┌────────

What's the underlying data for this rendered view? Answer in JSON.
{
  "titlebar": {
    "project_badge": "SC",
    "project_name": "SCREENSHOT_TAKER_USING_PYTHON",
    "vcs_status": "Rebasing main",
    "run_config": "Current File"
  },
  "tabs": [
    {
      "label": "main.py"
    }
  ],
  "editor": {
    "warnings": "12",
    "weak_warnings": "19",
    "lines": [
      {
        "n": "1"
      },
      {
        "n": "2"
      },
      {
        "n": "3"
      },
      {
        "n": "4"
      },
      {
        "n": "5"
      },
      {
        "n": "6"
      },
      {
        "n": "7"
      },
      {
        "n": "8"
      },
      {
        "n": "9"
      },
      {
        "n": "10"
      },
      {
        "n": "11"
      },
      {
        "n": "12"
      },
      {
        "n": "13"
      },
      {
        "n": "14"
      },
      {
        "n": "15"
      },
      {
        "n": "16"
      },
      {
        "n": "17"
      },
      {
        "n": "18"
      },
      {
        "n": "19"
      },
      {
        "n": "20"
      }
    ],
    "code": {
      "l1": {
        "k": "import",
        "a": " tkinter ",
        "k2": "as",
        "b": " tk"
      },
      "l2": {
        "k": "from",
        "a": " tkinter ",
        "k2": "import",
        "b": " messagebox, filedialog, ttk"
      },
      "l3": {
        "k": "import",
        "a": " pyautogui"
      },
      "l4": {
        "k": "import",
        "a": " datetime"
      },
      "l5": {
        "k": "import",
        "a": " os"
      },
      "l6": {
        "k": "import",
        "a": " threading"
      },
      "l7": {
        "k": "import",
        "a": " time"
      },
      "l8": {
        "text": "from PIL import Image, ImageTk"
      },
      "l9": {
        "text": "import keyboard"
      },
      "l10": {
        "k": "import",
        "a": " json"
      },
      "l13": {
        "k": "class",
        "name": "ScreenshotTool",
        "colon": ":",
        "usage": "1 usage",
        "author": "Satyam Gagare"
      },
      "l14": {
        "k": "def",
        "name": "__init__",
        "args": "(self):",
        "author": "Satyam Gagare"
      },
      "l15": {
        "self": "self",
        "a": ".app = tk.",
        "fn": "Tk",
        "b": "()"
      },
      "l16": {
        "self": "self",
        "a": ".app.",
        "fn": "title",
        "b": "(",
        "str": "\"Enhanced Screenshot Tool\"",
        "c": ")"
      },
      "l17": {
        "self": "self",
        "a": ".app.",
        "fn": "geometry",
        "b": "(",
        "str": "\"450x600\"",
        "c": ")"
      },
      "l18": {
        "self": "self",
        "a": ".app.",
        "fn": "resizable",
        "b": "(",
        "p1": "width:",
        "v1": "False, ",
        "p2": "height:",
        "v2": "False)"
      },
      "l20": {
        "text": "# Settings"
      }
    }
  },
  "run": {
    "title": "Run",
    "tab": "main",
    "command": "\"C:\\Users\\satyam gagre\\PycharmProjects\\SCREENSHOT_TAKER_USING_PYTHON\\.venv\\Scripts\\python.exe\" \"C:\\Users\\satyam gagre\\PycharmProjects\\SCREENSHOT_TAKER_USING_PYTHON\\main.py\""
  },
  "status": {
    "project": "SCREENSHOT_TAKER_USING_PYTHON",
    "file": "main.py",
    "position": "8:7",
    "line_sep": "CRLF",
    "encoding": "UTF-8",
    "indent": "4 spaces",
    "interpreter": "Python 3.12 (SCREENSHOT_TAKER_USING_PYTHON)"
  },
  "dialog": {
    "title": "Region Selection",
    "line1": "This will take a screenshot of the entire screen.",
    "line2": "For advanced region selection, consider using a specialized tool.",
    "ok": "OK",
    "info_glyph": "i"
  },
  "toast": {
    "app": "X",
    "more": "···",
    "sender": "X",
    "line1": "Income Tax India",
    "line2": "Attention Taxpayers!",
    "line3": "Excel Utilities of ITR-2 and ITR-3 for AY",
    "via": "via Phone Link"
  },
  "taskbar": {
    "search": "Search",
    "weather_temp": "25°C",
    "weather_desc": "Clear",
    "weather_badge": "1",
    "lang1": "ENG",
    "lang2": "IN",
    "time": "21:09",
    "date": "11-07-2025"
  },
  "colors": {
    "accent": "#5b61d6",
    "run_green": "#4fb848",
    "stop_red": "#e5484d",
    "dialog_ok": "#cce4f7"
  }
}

└────────

Quote all of the entries verbatim.

ANSWER FOR THIS EXERCISE:
What's the underlying data for this rendered view? Answer in JSON.
{
  "titlebar": {
    "project_badge": "SC",
    "project_name": "SCREENSHOT_TAKER_USING_PYTHON",
    "vcs_status": "Rebasing main",
    "run_config": "Current File"
  },
  "tabs": [
    {
      "label": "main.py"
    }
  ],
  "editor": {
    "warnings": "12",
    "weak_warnings": "19",
    "lines": [
      {
        "n": "1"
      },
      {
        "n": "2"
      },
      {
        "n": "3"
      },
      {
        "n": "4"
      },
      {
        "n": "5"
      },
      {
        "n": "6"
      },
      {
        "n": "7"
      },
      {
        "n": "8"
      },
      {
        "n": "9"
      },
      {
        "n": "10"
      },
      {
        "n": "11"
      },
      {
        "n": "12"
      },
      {
        "n": "13"
      },
      {
        "n": "14"
      },
      {
        "n": "15"
      },
      {
        "n": "16"
      },
      {
        "n": "17"
      },
      {
        "n": "18"
      },
      {
        "n": "19"
      },
      {
        "n": "20"
      }
    ],
    "code": {
      "l1": {
        "k": "import",
        "a": " tkinter ",
        "k2": "as",
        "b": " tk"
      },
      "l2": {
        "k": "from",
        "a": " tkinter ",
        "k2": "import",
        "b": " messagebox, filedialog, ttk"
      },
      "l3": {
        "k": "import",
        "a": " pyautogui"
      },
      "l4": {
        "k": "import",
        "a": " datetime"
      },
      "l5": {
        "k": "import",
        "a": " os"
      },
      "l6": {
        "k": "import",
        "a": " threading"
      },
      "l7": {
        "k": "import",
        "a": " time"
      },
      "l8": {
        "text": "from PIL import Image, ImageTk"
      },
      "l9": {
        "text": "import keyboard"
      },
      "l10": {
        "k": "import",
        "a": " json"
      },
      "l13": {
        "k": "class",
        "name": "ScreenshotTool",
        "colon": ":",
        "usage": "1 usage",
        "author": "Satyam Gagare"
      },
      "l14": {
        "k": "def",
        "name": "__init__",
        "args": "(self):",
        "author": "Satyam Gagare"
      },
      "l15": {
        "self": "self",
        "a": ".app = tk.",
        "fn": "Tk",
        "b": "()"
      },
      "l16": {
        "self": "self",
        "a": ".app.",
        "fn": "title",
        "b": "(",
        "str": "\"Enhanced Screenshot Tool\"",
        "c": ")"
      },
      "l17": {
        "self": "self",
        "a": ".app.",
        "fn": "geometry",
        "b": "(",
        "str": "\"450x600\"",
        "c": ")"
      },
      "l18": {
        "self": "self",
        "a": ".app.",
        "fn": "resizable",
        "b": "(",
        "p1": "width:",
        "v1": "False, ",
        "p2": "height:",
        "v2": "False)"
      },
      "l20": {
        "text": "# Settings"
      }
    }
  },
  "run": {
    "title": "Run",
    "tab": "main",
    "command": "\"C:\\Users\\satyam gagre\\PycharmProjects\\SCREENSHOT_TAKER_USING_PYTHON\\.venv\\Scripts\\python.exe\" \"C:\\Users\\satyam gagre\\PycharmProjects\\SCREENSHOT_TAKER_USING_PYTHON\\main.py\""
  },
  "status": {
    "project": "SCREENSHOT_TAKER_USING_PYTHON",
    "file": "main.py",
    "position": "8:7",
    "line_sep": "CRLF",
    "encoding": "UTF-8",
    "indent": "4 spaces",
    "interpreter": "Python 3.12 (SCREENSHOT_TAKER_USING_PYTHON)"
  },
  "dialog": {
    "title": "Region Selection",
    "line1": "This will take a screenshot of the entire screen.",
    "line2": "For advanced region selection, consider using a specialized tool.",
    "ok": "OK",
    "info_glyph": "i"
  },
  "toast": {
    "app": "X",
    "more": "···",
    "sender": "X",
    "line1": "Income Tax India",
    "line2": "Attention Taxpayers!",
    "line3": "Excel Utilities of ITR-2 and ITR-3 for AY",
    "via": "via Phone Link"
  },
  "taskbar": {
    "search": "Search",
    "weather_temp": "25°C",
    "weather_desc": "Clear",
    "weather_badge": "1",
    "lang1": "ENG",
    "lang2": "IN",
    "time": "21:09",
    "date": "11-07-2025"
  },
  "colors": {
    "accent": "#5b61d6",
    "run_green": "#4fb848",
    "stop_red": "#e5484d",
    "dialog_ok": "#cce4f7"
  }
}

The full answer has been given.